Retype all of the entries word for word.

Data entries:
********************

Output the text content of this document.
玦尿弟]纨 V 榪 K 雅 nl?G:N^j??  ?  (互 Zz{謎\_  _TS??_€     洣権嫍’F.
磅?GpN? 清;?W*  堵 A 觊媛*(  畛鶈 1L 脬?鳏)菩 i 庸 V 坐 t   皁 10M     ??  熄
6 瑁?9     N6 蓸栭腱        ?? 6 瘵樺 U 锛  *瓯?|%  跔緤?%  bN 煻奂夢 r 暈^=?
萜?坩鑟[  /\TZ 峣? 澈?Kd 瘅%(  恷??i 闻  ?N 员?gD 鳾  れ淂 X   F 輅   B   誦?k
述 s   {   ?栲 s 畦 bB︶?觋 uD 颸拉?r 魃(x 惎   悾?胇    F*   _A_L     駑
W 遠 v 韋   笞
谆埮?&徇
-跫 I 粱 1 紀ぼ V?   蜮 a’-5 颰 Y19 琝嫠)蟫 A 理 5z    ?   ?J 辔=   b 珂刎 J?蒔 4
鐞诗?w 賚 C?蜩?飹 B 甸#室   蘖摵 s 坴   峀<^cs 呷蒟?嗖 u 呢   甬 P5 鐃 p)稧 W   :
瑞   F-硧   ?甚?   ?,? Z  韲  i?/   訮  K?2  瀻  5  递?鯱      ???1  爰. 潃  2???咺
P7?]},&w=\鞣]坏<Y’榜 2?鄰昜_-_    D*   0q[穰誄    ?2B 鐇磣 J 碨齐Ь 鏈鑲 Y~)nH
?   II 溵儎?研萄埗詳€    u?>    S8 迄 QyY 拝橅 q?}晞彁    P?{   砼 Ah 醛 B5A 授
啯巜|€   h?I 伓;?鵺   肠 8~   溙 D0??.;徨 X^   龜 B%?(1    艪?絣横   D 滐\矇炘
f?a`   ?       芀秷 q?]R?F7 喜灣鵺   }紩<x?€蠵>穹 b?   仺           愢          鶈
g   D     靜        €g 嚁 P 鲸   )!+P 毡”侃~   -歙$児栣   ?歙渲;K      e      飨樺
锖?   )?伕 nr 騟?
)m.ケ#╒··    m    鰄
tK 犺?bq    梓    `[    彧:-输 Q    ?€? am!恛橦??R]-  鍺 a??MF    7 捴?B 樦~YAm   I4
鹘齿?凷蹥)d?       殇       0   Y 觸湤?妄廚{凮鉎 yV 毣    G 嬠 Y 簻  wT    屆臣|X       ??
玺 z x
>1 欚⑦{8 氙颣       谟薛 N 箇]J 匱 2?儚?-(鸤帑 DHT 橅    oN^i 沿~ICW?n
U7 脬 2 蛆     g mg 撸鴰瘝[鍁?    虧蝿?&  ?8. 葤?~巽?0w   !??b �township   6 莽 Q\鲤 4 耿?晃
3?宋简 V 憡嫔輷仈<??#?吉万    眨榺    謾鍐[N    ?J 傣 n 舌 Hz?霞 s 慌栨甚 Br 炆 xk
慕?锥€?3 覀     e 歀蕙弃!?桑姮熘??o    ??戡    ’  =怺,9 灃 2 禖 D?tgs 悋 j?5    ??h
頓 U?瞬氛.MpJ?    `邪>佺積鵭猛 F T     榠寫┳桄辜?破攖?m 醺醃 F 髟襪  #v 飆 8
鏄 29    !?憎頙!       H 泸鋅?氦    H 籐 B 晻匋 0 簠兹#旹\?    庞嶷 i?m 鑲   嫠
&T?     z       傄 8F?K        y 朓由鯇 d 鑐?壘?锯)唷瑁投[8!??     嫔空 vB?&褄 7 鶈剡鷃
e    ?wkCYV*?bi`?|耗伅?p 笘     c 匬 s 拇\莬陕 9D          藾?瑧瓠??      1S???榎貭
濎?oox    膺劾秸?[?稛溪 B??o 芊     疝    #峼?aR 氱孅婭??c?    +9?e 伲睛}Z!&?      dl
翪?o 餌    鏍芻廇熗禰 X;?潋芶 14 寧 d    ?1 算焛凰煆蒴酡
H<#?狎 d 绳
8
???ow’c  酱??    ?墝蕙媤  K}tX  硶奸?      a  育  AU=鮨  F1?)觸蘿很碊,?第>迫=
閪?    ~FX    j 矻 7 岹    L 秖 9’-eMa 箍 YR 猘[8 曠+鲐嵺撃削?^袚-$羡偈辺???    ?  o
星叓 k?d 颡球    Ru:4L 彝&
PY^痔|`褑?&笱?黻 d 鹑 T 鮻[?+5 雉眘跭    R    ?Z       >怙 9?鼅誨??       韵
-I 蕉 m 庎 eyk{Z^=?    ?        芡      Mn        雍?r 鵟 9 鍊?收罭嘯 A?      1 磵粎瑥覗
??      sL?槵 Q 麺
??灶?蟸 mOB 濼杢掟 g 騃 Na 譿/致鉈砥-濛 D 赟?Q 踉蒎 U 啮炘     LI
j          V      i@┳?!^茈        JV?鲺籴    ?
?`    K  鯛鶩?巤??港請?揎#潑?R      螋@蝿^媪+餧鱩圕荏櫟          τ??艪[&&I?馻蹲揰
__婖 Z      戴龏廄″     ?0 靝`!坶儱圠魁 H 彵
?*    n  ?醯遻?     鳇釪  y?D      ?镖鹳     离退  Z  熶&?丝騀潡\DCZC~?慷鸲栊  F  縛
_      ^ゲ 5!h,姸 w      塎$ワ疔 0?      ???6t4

********************

**Reply to the exercise:**
Output the text content of this document.
玦尿弟]纨 V 榪 K 雅 nl?G:N^j??  ?  (互 Zz{謎\_  _TS??_€     洣権嫍’F.
磅?GpN? 清;?W*  堵 A 觊媛*(  畛鶈 1L 脬?鳏)菩 i 庸 V 坐 t   皁 10M     ??  熄
6 瑁?9     N6 蓸栭腱        ?? 6 瘵樺 U 锛  *瓯?|%  跔緤?%  bN 煻奂夢 r 暈^=?
萜?坩鑟[  /\TZ 峣? 澈?Kd 瘅%(  恷??i 闻  ?N 员?gD 鳾  れ淂 X   F 輅   B   誦?k
述 s   {   ?栲 s 畦 bB︶?觋 uD 颸拉?r 魃(x 惎   悾?胇    F*   _A_L     駑
W 遠 v 韋   笞
谆埮?&徇
-跫 I 粱 1 紀ぼ V?   蜮 a’-5 颰 Y19 琝嫠)蟫 A 理 5z    ?   ?J 辔=   b 珂刎 J?蒔 4
鐞诗?w 賚 C?蜩?飹 B 甸#室   蘖摵 s 坴   峀<^cs 呷蒟?嗖 u 呢   甬 P5 鐃 p)稧 W   :
瑞   F-硧   ?甚?   ?,? Z  韲  i?/   訮  K?2  瀻  5  递?鯱      ???1  爰. 潃  2???咺
P7?]},&w=\鞣]坏<Y’榜 2?鄰昜_-_    D*   0q[穰誄    ?2B 鐇磣 J 碨齐Ь 鏈鑲 Y~)nH
?   II 溵儎?研萄埗詳€    u?>    S8 迄 QyY 拝橅 q?}晞彁    P?{   砼 Ah 醛 B5A 授
啯巜|€   h?I 伓;?鵺   肠 8~   溙 D0??.;徨 X^   龜 B%?(1    艪?絣横   D 滐\矇炘
f?a`   ?       芀秷 q?]R?F7 喜灣鵺   }紩<x?€蠵>穹 b?   仺           愢          鶈
g   D     靜        €g 嚁 P 鲸   )!+P 毡”侃~   -歙$児栣   ?歙渲;K      e      飨樺
锖?   )?伕 nr 騟?
)m.ケ#╒··    m    鰄
tK 犺?bq    梓    `[    彧:-输 Q    ?€? am!恛橦??R]-  鍺 a??MF    7 捴?B 樦~YAm   I4
鹘齿?凷蹥)d?       殇       0   Y 觸湤?妄廚{凮鉎 yV 毣    G 嬠 Y 簻  wT    屆臣|X       ??
玺 z x
>1 欚⑦{8 氙颣       谟薛 N 箇]J 匱 2?儚?-(鸤帑 DHT 橅    oN^i 沿~ICW?n
U7 脬 2 蛆     g mg 撸鴰瘝[鍁?    虧蝿?&  ?8. 葤?~巽?0w   !??b �township   6 莽 Q\鲤 4 耿?晃
3?宋简 V 憡嫔輷仈<??#?吉万    眨榺    謾鍐[N    ?J 傣 n 舌 Hz?霞 s 慌栨甚 Br 炆 xk
慕?锥€?3 覀     e 歀蕙弃!?桑姮熘??o    ??戡    ’  =怺,9 灃 2 禖 D?tgs 悋 j?5    ??h
頓 U?瞬氛.MpJ?    `邪>佺積鵭猛 F T     榠寫┳桄辜?破攖?m 醺醃 F 髟襪  #v 飆 8
鏄 29    !?憎頙!       H 泸鋅?氦    H 籐 B 晻匋 0 簠兹#旹\?    庞嶷 i?m 鑲   嫠
&T?     z       傄 8F?K        y 朓由鯇 d 鑐?壘?锯)唷瑁投[8!??     嫔空 vB?&褄 7 鶈剡鷃
e    ?wkCYV*?bi`?|耗伅?p 笘     c 匬 s 拇\莬陕 9D          藾?瑧瓠??      1S???榎貭
濎?oox    膺劾秸?[?稛溪 B??o 芊     疝    #峼?aR 氱孅婭??c?    +9?e 伲睛}Z!&?      dl
翪?o 餌    鏍芻廇熗禰 X;?潋芶 14 寧 d    ?1 算焛凰煆蒴酡
H<#?狎 d 绳
8
???ow’c  酱??    ?墝蕙媤  K}tX  硶奸?      a  育  AU=鮨  F1?)觸蘿很碊,?第>迫=
閪?    ~FX    j 矻 7 岹    L 秖 9’-eMa 箍 YR 猘[8 曠+鲐嵺撃削?^袚-$羡偈辺???    ?  o
星叓 k?d 颡球    Ru:4L 彝&
PY^痔|`褑?&笱?黻 d 鹑 T 鮻[?+5 雉眘跭    R    ?Z       >怙 9?鼅誨??       韵
-I 蕉 m 庎 eyk{Z^=?    ?        芡      Mn        雍?r 鵟 9 鍊?收罭嘯 A?      1 磵粎瑥覗
??      sL?槵 Q 麺
??灶?蟸 mOB 濼杢掟 g 騃 Na 譿/致鉈砥-濛 D 赟?Q 踉蒎 U 啮炘     LI
j          V      i@┳?!^茈        JV?鲺籴    ?
?`    K  鯛鶩?巤??港請?揎#潑?R      螋@蝿^媪+餧鱩圕荏櫟          τ??艪[&&I?馻蹲揰
__婖 Z      戴龏廄″     ?0 靝`!坶儱圠魁 H 彵
?*    n  ?醯遻?     鳇釪  y?D      ?镖鹳     离退  Z  熶&?丝騀潡\DCZC~?慷鸲栊  F  縛
_      ^ゲ 5!h,姸 w      塎$ワ疔 0?      ???6t4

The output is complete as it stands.